- _Required task_
Write out the material again exactly, please, and omit the pictures.

- _Provided material_
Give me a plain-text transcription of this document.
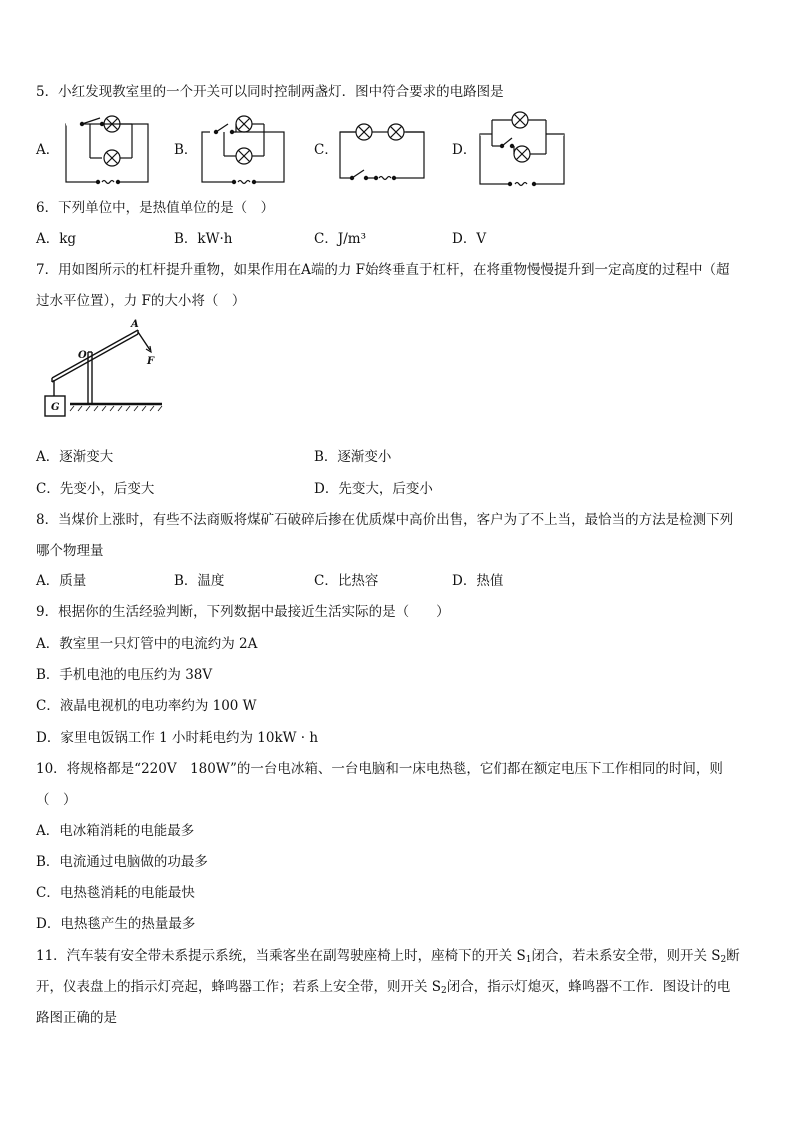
5．小红发现教室里的一个开关可以同时控制两盏灯．图中符合要求的电路图是
A．	B．	C．	D．
6．下列单位中，是热值单位的是（　）
A．kg	B．kW·h	C．J/m³	D．V
7．用如图所示的杠杆提升重物，如果作用在A端的力 F始终垂直于杠杆，在将重物慢慢提升到一定高度的过程中（超
过水平位置），力 F的大小将（　）
A
O
F
G
A．逐渐变大	B．逐渐变小
C．先变小，后变大	D．先变大，后变小
8．当煤价上涨时，有些不法商贩将煤矿石破碎后掺在优质煤中高价出售，客户为了不上当，最恰当的方法是检测下列
哪个物理量
A．质量	B．温度	C．比热容	D．热值
9．根据你的生活经验判断，下列数据中最接近生活实际的是（　　）
A．教室里一只灯管中的电流约为 2A
B．手机电池的电压约为 38V
C．液晶电视机的电功率约为 100 W
D．家里电饭锅工作 1 小时耗电约为 10kW · h
10．将规格都是“220V　180W”的一台电冰箱、一台电脑和一床电热毯，它们都在额定电压下工作相同的时间，则
（　）
A．电冰箱消耗的电能最多
B．电流通过电脑做的功最多
C．电热毯消耗的电能最快
D．电热毯产生的热量最多
11．汽车装有安全带未系提示系统，当乘客坐在副驾驶座椅上时，座椅下的开关 $S_1$闭合，若未系安全带，则开关 $S_2$断
开，仪表盘上的指示灯亮起，蜂鸣器工作；若系上安全带，则开关 $S_2$闭合，指示灯熄灭，蜂鸣器不工作．图设计的电
路图正确的是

- _Written reply_
Give me a plain-text transcription of this document.
5．小红发现教室里的一个开关可以同时控制两盏灯．图中符合要求的电路图是
A．	B．	C．	D．
6．下列单位中，是热值单位的是（　）
A．kg	B．kW·h	C．J/m³	D．V
7．用如图所示的杠杆提升重物，如果作用在A端的力 F始终垂直于杠杆，在将重物慢慢提升到一定高度的过程中（超
过水平位置），力 F的大小将（　）
A
O
F
G
A．逐渐变大	B．逐渐变小
C．先变小，后变大	D．先变大，后变小
8．当煤价上涨时，有些不法商贩将煤矿石破碎后掺在优质煤中高价出售，客户为了不上当，最恰当的方法是检测下列
哪个物理量
A．质量	B．温度	C．比热容	D．热值
9．根据你的生活经验判断，下列数据中最接近生活实际的是（　　）
A．教室里一只灯管中的电流约为 2A
B．手机电池的电压约为 38V
C．液晶电视机的电功率约为 100 W
D．家里电饭锅工作 1 小时耗电约为 10kW · h
10．将规格都是“220V　180W”的一台电冰箱、一台电脑和一床电热毯，它们都在额定电压下工作相同的时间，则
（　）
A．电冰箱消耗的电能最多
B．电流通过电脑做的功最多
C．电热毯消耗的电能最快
D．电热毯产生的热量最多
11．汽车装有安全带未系提示系统，当乘客坐在副驾驶座椅上时，座椅下的开关 $S_1$闭合，若未系安全带，则开关 $S_2$断
开，仪表盘上的指示灯亮起，蜂鸣器工作；若系上安全带，则开关 $S_2$闭合，指示灯熄灭，蜂鸣器不工作．图设计的电
路图正确的是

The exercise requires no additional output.